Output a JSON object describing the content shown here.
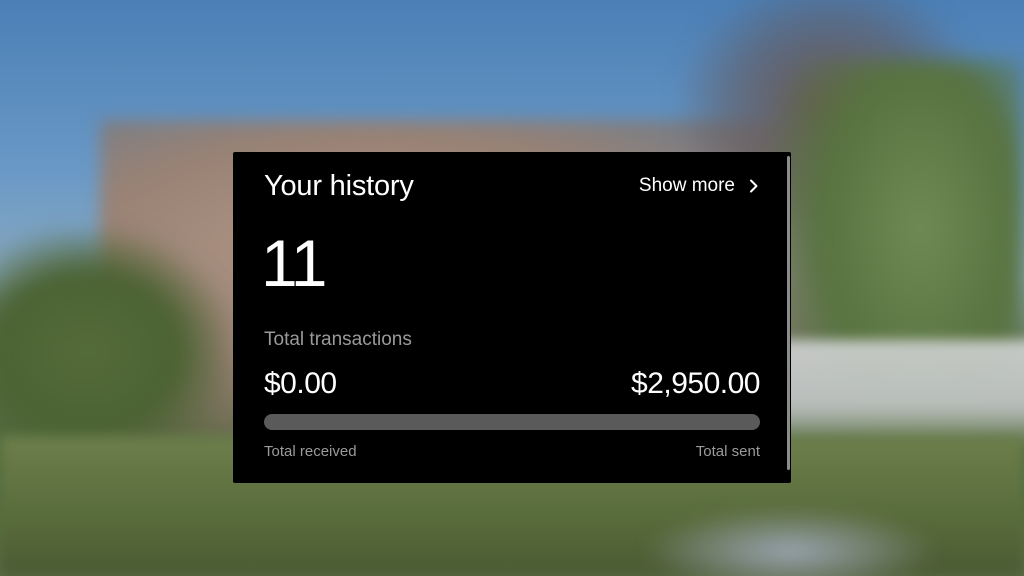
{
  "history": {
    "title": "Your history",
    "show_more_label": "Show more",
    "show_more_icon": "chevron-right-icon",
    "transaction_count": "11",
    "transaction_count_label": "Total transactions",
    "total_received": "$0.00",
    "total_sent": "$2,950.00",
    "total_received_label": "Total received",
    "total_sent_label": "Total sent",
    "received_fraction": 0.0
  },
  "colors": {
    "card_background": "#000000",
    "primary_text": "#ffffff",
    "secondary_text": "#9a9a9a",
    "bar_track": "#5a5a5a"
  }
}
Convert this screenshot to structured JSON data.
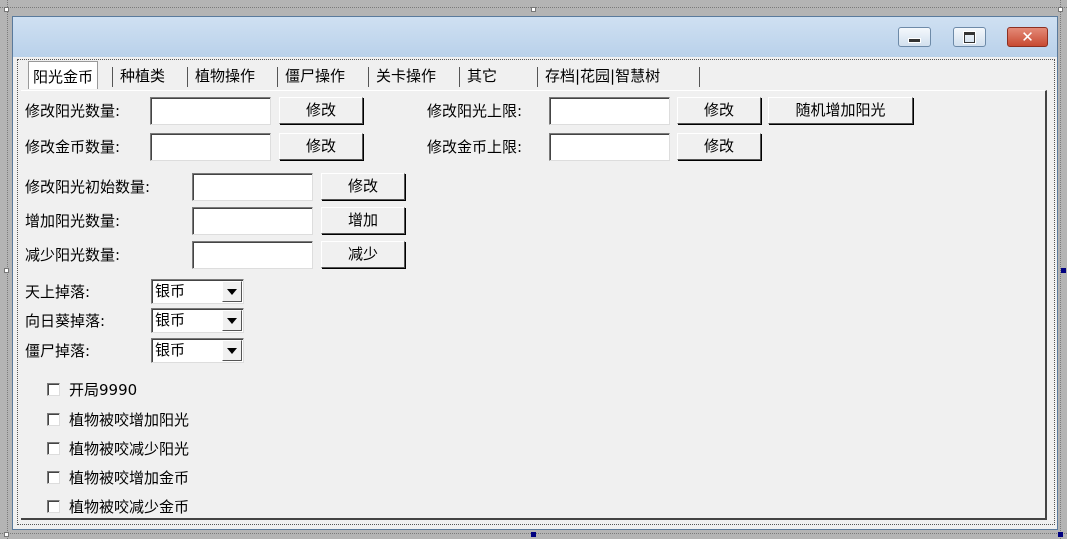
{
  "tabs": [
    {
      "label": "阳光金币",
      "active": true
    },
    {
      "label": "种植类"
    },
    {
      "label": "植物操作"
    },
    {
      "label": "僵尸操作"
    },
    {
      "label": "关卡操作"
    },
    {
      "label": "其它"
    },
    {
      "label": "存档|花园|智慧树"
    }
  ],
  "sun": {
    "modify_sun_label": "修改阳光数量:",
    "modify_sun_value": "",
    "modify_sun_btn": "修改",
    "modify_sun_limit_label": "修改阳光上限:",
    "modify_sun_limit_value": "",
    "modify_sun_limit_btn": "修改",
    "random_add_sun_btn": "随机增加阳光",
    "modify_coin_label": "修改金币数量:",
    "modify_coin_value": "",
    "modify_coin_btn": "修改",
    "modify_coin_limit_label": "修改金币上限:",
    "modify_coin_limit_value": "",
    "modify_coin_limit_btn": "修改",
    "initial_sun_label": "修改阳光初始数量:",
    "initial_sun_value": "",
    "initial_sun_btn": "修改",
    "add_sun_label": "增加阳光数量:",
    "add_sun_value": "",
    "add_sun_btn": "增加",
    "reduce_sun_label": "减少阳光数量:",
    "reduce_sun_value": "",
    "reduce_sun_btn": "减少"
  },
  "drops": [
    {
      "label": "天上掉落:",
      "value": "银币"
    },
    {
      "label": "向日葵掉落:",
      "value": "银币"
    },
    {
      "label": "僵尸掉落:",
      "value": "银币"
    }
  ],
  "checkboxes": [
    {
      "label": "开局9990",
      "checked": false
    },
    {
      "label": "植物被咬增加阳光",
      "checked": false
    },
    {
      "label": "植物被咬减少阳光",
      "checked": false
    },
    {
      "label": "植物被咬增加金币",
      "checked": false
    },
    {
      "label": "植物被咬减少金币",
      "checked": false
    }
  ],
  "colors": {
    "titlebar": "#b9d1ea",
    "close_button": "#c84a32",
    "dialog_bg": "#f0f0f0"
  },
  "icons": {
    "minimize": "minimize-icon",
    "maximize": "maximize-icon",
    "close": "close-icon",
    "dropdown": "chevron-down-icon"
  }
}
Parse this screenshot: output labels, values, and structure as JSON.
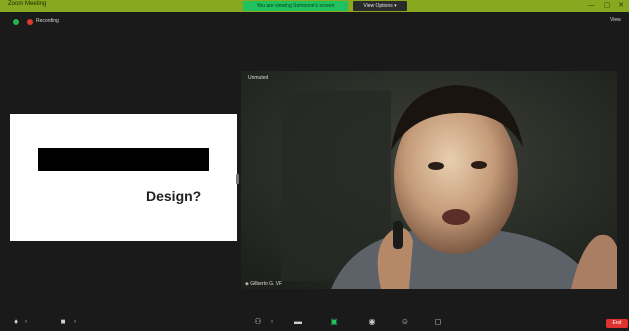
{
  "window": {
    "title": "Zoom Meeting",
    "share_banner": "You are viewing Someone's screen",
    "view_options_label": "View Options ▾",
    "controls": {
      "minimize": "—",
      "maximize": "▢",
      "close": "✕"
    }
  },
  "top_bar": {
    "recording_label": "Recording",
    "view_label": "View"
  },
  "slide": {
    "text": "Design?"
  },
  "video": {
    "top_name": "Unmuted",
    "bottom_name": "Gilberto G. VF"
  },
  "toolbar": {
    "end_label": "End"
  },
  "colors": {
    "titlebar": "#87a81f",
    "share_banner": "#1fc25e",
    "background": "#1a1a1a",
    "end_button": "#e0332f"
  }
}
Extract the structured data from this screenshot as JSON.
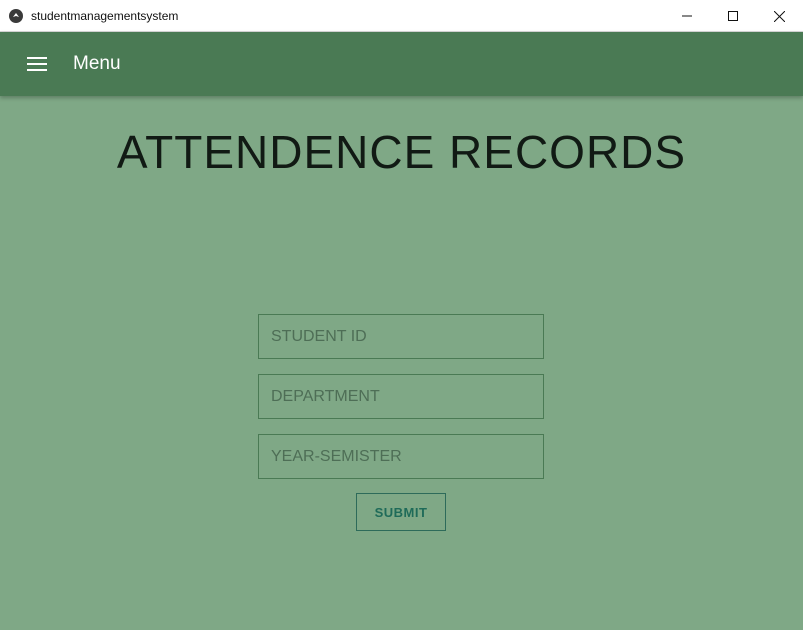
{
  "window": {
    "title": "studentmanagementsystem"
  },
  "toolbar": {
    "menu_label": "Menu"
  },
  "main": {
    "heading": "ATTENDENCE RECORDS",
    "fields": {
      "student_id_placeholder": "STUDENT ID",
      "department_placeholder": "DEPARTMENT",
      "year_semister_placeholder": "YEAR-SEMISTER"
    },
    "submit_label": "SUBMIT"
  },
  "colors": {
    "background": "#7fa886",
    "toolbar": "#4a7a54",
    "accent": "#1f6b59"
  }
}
━━━━━━━━
Directive:
Show all lines above holding "structured".

The response:
Convert this screenshot to structured JSON data.
Extract the structured data from this screenshot as JSON.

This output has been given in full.